◆ Passage to read:
=======
Kids were so severely undernourished that many of them died from tuberculosis. Then, help came in a strange way. Our Catholic Relief people had opened up a few soup kitchens in the big cities. They were  serving soup that was bulked up with noodles made with surplus U.S. flour. When the man running the program had to leave, Father Neil, an Irish priest friend of mine went in to take his place for a few weeks.

On the first day the Korean office manager told Neil that it was that year’s final day for putting in a request to the U.S.  Agriculture Department for flour. Father Neil signed the request , but instead of its requesting 20,000 pounds, he asked for 20,000 tons.

Back in Washington, President Eisenhower had been taking heat for the cost of storing all our surplus flour. So, that day his administration welcomed Father Neil’s request. They got their old Victory Ships out of mothballs, and they paid for trucks to haul the flour out to our parishes in he Korean boondocks. My monthly allotment of twenty tons filled my priest’s house, but each month it fed the people in our county's five townships.
=======
◆ Information shown:
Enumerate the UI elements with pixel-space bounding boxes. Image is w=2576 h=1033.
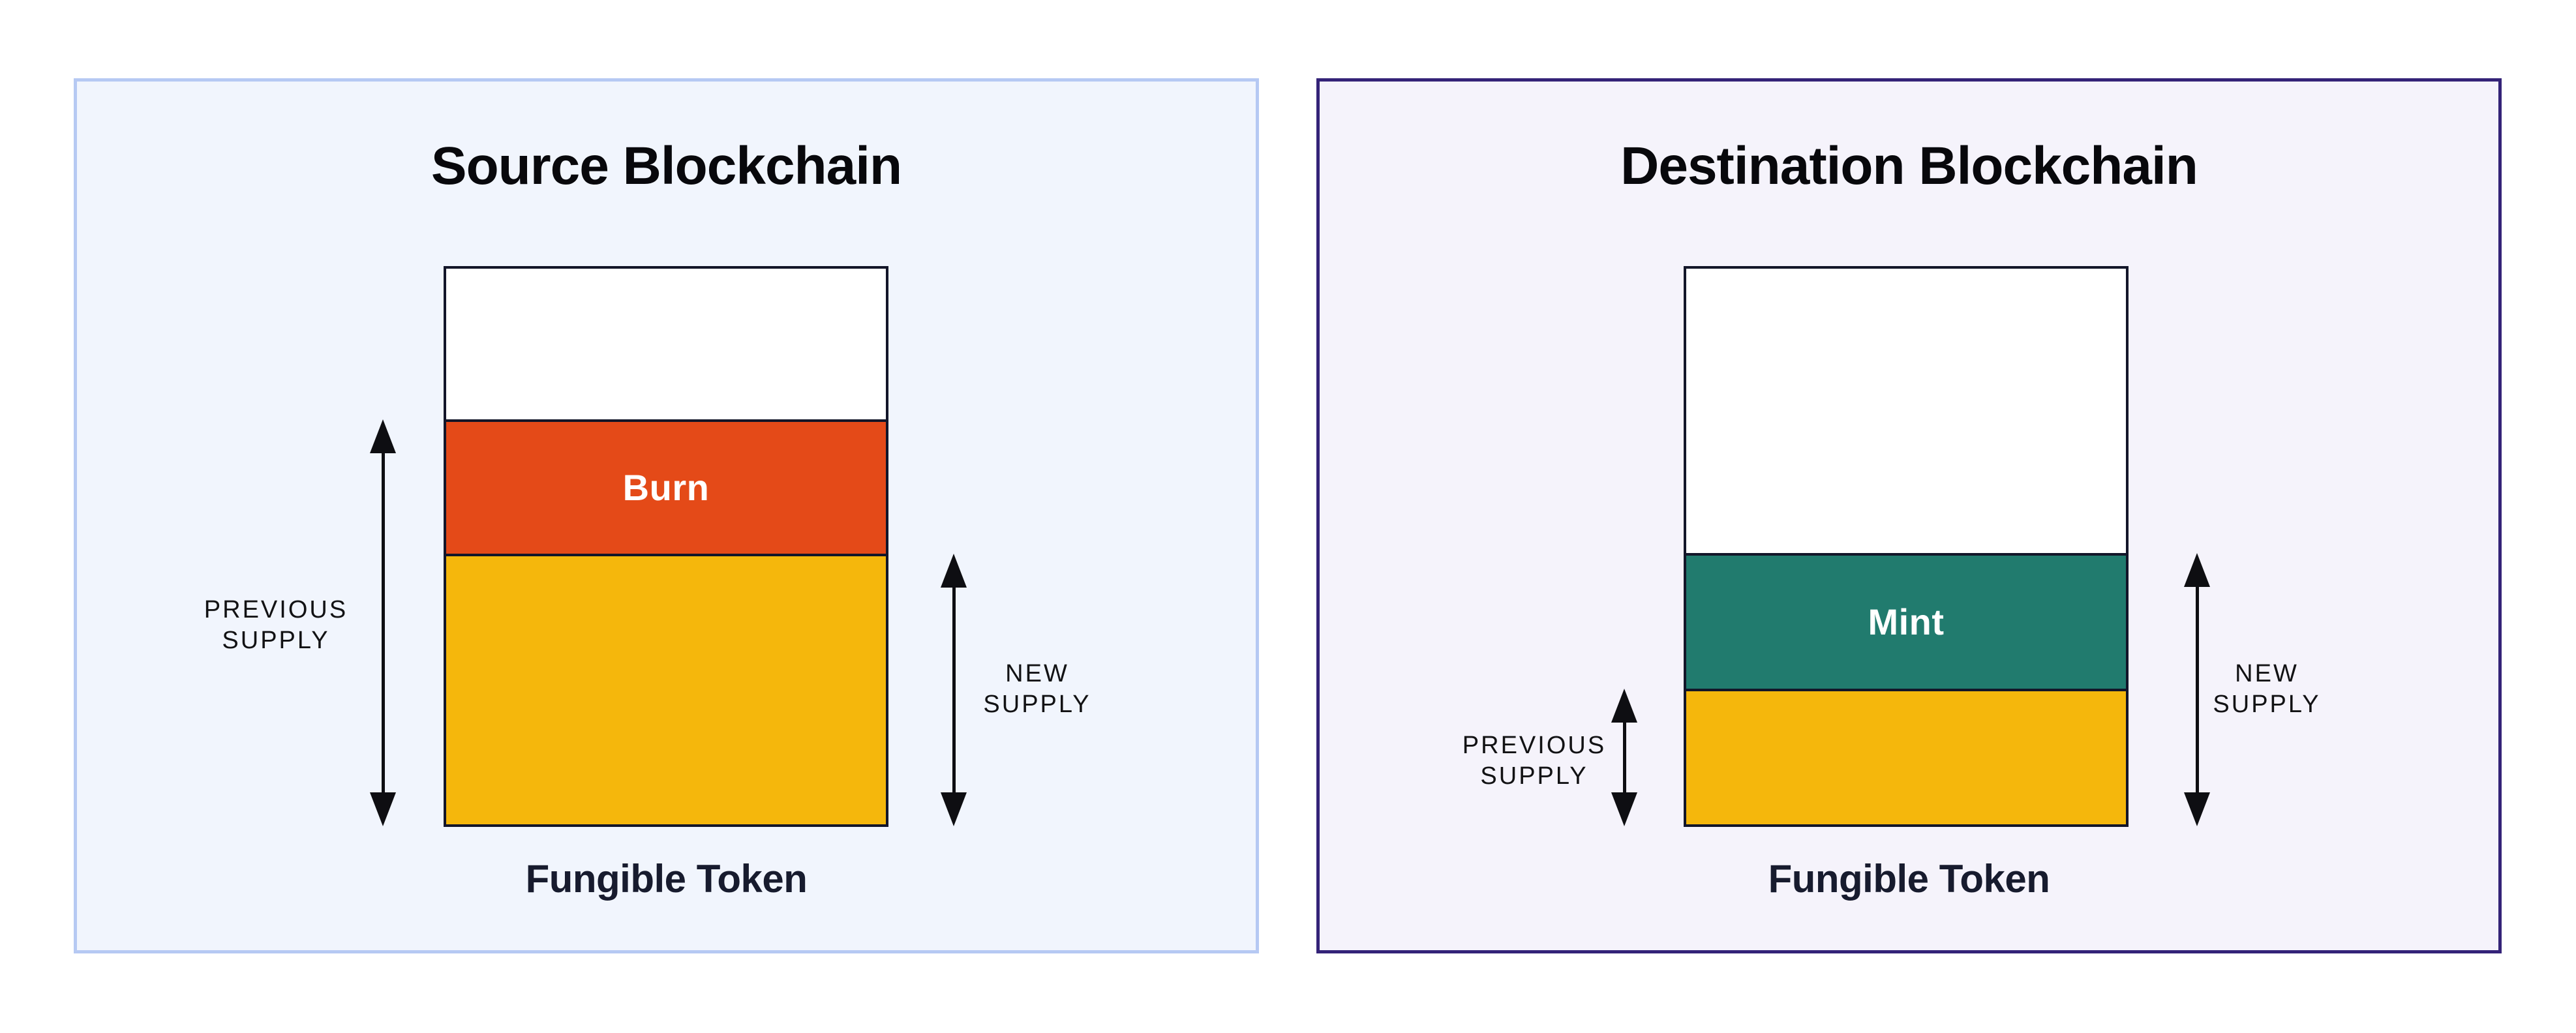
=======
◆ Instruction 1:
In the flour-relief passage, what quantity of flour did Father Neil request from the U.S. Agriculture Department?
◆ Instruction 2:
Continue the flour-relief passage in the same first-person voice, starting after its final sentence.

◆ Exercise result 1:
20,000 tons, instead of 20,000 pounds.

◆ Exercise result 2:
A man with five daughters had added weeds to the last of their barley, and they were all sitting down to what they saw their last meal on earth,. Then, my man showed up with their allotment of our surplus flour. What wonderful noodles it made!

One US. Congressman complained over our pouring our wealth down “foreign rat holes;” but that wasn’t very Christian of him, was it?